Wherever the string "shaded" shows up in a line, count that line. Give the total alone.

Figure dataset records:
——————————

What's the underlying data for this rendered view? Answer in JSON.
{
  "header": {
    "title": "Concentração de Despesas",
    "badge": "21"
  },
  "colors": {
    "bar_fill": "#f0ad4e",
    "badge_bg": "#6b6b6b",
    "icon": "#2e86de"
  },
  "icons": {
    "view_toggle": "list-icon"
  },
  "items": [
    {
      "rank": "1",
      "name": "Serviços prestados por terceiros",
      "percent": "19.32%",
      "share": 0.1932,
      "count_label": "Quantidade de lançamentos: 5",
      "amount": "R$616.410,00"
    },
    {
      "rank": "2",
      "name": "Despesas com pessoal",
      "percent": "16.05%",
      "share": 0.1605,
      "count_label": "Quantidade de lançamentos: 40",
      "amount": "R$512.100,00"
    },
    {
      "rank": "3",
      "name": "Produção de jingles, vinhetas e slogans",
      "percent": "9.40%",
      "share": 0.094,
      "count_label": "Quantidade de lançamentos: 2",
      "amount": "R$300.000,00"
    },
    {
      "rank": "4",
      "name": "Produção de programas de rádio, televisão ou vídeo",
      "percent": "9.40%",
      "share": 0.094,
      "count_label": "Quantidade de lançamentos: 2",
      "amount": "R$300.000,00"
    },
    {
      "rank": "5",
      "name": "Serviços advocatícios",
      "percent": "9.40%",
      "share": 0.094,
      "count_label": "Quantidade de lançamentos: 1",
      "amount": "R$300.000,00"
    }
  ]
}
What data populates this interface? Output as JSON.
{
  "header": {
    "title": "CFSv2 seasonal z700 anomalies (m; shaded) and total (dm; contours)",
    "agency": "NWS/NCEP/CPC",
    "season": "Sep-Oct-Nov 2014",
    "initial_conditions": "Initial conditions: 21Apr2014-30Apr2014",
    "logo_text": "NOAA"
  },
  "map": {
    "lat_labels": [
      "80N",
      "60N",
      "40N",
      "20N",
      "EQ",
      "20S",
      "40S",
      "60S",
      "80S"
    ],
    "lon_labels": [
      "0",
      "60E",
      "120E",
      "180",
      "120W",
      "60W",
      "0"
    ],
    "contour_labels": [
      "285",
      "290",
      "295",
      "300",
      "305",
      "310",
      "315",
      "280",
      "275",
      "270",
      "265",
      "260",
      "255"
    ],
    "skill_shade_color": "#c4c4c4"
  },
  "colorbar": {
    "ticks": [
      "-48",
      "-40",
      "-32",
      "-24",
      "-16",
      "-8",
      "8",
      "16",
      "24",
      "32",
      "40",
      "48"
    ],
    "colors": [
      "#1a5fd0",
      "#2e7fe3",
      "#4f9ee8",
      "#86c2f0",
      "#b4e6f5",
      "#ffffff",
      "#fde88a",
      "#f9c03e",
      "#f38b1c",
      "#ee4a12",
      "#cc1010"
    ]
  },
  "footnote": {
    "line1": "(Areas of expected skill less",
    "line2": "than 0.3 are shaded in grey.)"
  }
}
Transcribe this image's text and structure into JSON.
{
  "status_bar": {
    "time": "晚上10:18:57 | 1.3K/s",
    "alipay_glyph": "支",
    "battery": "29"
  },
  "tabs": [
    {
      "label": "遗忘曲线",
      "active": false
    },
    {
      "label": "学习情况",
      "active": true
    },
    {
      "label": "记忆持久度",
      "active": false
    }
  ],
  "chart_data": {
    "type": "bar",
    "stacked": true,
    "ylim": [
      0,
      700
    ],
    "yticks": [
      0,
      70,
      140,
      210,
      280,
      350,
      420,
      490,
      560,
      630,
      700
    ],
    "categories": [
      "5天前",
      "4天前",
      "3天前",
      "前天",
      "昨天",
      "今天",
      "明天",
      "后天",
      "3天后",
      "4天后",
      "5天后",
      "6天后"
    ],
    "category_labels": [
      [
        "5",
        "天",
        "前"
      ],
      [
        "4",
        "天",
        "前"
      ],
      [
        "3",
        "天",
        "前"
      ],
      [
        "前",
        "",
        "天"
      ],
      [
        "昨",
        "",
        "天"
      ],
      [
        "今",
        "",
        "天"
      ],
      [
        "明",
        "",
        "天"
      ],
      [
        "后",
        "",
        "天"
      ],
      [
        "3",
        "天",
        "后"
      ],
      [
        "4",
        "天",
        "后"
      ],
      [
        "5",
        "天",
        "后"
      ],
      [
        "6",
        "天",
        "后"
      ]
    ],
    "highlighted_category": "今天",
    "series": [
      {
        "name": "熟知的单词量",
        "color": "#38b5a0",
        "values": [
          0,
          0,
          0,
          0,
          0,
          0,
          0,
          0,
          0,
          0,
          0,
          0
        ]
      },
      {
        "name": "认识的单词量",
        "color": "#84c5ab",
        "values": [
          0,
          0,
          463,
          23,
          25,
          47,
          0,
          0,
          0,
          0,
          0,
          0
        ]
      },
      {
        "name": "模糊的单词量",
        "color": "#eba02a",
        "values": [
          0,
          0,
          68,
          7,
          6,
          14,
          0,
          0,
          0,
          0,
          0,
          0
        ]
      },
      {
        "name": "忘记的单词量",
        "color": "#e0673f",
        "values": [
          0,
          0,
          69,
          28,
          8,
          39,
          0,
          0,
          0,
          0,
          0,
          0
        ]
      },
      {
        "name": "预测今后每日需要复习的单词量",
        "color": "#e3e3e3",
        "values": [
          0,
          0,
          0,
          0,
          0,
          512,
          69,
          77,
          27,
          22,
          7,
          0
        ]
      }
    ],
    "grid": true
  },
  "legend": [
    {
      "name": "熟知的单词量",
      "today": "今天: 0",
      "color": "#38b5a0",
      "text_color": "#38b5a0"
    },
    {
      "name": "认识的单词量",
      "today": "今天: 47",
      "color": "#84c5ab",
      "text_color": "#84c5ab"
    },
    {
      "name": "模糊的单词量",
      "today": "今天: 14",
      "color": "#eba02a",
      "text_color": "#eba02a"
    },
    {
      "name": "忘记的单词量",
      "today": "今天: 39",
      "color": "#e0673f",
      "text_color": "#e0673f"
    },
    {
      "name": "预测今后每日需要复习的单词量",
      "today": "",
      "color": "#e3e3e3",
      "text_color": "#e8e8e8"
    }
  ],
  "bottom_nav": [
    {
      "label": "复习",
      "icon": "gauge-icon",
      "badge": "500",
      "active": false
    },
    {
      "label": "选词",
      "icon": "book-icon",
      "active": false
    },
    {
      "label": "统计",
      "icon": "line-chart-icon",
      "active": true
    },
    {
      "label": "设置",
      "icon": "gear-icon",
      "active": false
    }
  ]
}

——————————

**Task response**. 2